(Given exercise):
Give the material again from the line containing "grok-icon[interactable] xyxy=(804,28,850,74)" through the line containing "share-button[interactable] xyxy=(878,529,918,573)", swapping "replying-prefix" for "reply-label" and leaving everything else unchanged.

(Lines of data):
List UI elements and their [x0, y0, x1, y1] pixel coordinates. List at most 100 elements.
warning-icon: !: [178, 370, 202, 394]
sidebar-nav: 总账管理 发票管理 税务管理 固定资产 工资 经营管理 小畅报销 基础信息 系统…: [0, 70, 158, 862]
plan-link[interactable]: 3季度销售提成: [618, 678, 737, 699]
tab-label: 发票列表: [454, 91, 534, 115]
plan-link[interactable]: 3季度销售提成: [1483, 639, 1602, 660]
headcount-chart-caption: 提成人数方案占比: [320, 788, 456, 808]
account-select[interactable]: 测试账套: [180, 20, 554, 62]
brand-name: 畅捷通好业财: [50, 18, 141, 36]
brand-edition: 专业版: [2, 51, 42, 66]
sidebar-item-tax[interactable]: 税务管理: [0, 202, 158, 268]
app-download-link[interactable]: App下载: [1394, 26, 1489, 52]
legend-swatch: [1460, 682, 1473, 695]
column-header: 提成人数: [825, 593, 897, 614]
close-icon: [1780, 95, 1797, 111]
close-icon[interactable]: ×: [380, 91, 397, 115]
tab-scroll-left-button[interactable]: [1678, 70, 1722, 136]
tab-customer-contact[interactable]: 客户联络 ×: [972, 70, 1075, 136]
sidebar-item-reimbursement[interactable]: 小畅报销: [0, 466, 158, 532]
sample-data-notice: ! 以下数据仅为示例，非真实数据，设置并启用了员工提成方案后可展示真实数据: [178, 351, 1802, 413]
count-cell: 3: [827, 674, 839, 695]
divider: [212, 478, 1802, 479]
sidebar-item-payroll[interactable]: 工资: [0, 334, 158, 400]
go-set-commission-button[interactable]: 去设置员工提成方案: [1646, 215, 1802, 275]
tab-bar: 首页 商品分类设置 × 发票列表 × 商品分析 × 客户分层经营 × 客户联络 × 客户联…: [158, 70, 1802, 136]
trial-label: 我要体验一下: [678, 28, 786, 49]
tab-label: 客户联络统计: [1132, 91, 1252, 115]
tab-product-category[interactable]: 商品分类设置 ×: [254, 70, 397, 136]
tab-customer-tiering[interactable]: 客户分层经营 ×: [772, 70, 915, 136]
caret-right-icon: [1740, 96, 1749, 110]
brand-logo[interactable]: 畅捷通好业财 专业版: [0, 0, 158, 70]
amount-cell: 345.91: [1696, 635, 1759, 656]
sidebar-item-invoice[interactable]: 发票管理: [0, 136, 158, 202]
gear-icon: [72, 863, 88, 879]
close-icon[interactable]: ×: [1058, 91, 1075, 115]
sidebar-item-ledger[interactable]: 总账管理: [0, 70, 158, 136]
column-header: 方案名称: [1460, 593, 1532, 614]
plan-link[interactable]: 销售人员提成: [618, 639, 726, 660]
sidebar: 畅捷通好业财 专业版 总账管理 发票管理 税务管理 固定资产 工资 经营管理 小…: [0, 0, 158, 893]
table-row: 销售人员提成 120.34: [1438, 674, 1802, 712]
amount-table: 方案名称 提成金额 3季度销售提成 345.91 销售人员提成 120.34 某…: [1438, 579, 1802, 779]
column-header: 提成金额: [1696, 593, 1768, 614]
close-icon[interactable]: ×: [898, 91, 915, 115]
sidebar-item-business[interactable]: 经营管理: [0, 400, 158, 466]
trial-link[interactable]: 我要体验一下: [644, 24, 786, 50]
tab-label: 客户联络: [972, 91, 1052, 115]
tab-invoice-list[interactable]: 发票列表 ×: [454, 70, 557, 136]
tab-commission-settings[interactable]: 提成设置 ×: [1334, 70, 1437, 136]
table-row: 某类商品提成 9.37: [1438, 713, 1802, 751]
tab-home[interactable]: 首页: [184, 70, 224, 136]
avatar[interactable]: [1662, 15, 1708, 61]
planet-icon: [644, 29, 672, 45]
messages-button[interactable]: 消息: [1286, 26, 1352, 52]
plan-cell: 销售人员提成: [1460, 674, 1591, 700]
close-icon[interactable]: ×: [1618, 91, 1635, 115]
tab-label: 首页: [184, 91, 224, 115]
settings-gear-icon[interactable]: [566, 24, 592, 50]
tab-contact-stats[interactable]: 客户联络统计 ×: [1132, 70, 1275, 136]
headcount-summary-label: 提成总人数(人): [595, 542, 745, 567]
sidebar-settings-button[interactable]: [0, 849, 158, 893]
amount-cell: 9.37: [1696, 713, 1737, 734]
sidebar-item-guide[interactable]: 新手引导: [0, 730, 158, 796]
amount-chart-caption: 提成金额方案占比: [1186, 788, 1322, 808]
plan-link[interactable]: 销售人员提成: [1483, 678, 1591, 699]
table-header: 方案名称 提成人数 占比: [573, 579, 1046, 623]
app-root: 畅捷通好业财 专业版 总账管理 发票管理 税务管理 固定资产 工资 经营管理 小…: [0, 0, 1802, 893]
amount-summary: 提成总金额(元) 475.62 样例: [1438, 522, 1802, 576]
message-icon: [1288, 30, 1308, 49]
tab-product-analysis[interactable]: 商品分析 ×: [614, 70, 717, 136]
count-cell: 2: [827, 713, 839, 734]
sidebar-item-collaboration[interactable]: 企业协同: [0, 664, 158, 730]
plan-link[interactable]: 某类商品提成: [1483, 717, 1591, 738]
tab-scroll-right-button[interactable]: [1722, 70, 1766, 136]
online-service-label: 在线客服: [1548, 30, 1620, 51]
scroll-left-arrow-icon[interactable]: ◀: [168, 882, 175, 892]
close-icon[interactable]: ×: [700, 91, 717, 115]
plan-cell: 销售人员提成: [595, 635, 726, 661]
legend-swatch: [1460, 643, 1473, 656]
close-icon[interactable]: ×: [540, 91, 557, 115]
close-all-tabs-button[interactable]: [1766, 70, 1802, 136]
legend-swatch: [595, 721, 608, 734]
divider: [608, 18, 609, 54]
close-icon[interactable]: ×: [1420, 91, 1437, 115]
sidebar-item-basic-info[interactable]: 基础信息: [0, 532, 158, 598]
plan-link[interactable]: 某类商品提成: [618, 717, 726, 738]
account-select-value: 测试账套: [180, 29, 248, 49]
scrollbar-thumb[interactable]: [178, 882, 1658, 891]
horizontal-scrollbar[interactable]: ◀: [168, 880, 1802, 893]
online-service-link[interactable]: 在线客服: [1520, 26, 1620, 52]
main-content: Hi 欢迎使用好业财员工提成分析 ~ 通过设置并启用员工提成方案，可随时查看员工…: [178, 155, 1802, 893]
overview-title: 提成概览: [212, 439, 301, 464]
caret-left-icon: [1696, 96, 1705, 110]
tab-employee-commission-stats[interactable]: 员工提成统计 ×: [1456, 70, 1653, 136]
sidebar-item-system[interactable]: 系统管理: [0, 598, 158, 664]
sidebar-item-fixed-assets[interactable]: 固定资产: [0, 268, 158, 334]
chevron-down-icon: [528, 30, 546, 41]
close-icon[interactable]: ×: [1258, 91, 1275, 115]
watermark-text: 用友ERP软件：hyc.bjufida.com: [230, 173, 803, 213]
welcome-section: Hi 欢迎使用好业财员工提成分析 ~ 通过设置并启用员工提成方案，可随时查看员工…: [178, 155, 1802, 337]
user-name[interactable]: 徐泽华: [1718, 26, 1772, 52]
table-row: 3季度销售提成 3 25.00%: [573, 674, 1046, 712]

---

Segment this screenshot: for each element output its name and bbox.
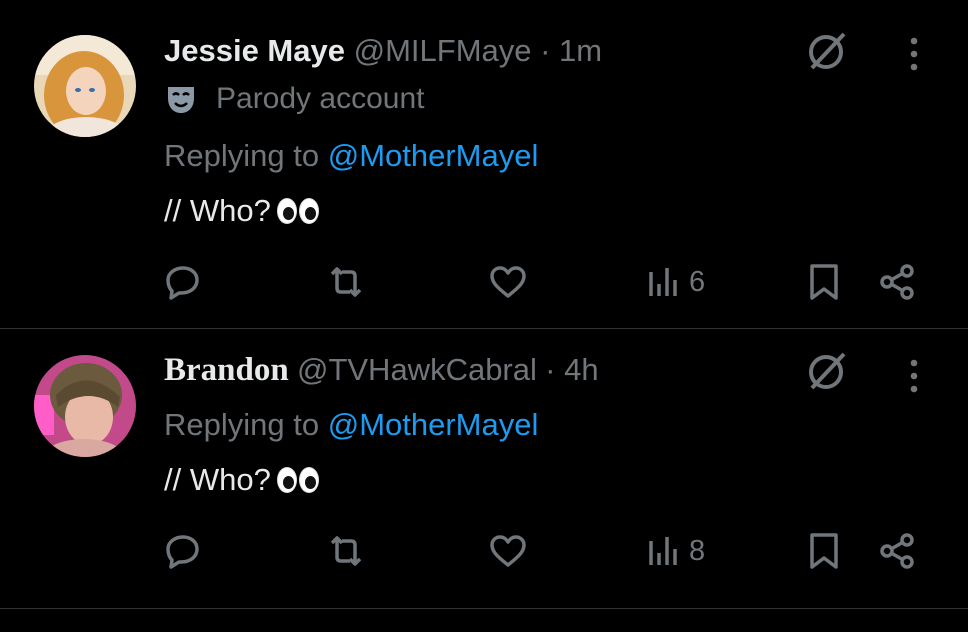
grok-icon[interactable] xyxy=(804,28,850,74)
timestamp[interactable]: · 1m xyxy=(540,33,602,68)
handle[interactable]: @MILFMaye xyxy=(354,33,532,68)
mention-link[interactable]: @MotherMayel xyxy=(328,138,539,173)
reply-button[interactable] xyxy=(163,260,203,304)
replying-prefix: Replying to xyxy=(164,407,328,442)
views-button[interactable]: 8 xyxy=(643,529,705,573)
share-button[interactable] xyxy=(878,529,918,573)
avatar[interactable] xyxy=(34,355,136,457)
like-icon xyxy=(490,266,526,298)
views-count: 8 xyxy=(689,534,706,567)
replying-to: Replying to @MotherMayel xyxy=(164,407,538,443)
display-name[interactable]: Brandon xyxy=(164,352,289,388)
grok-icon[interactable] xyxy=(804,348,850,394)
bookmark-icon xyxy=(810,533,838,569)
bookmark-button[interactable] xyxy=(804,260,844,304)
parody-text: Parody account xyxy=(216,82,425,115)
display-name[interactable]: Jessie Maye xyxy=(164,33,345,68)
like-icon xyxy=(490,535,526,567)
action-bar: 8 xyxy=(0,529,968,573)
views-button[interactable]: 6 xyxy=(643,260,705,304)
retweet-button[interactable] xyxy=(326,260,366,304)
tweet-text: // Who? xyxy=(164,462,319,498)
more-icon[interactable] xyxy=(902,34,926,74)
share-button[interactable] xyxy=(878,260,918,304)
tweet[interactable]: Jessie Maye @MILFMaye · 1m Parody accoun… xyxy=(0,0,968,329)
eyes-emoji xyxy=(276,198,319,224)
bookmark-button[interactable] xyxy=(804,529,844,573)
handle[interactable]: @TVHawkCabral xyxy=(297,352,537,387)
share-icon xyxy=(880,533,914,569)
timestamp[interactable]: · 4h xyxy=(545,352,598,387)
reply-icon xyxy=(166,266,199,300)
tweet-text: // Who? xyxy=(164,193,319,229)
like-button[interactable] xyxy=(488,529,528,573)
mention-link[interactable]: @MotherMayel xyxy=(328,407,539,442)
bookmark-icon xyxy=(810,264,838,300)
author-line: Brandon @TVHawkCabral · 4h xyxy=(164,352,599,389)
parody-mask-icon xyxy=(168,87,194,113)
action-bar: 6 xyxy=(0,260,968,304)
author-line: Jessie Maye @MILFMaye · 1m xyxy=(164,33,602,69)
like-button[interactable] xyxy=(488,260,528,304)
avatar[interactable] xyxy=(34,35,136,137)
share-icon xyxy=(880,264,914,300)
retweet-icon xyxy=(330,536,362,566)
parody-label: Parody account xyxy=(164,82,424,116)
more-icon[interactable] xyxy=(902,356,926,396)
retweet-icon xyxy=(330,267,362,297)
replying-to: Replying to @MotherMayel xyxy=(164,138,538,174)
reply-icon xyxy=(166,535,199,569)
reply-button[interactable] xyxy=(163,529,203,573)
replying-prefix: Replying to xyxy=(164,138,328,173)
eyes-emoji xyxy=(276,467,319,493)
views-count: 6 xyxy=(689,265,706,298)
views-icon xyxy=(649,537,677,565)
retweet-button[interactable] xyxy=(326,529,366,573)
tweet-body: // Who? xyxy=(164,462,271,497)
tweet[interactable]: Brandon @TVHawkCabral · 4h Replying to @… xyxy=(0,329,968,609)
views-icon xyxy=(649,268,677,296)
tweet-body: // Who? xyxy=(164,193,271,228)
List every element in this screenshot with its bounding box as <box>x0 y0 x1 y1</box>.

(Task result):
grok-icon[interactable] xyxy=(804,28,850,74)
timestamp[interactable]: · 1m xyxy=(540,33,602,68)
handle[interactable]: @MILFMaye xyxy=(354,33,532,68)
mention-link[interactable]: @MotherMayel xyxy=(328,138,539,173)
reply-button[interactable] xyxy=(163,260,203,304)
reply-label: Replying to xyxy=(164,407,328,442)
views-button[interactable]: 8 xyxy=(643,529,705,573)
share-button[interactable] xyxy=(878,529,918,573)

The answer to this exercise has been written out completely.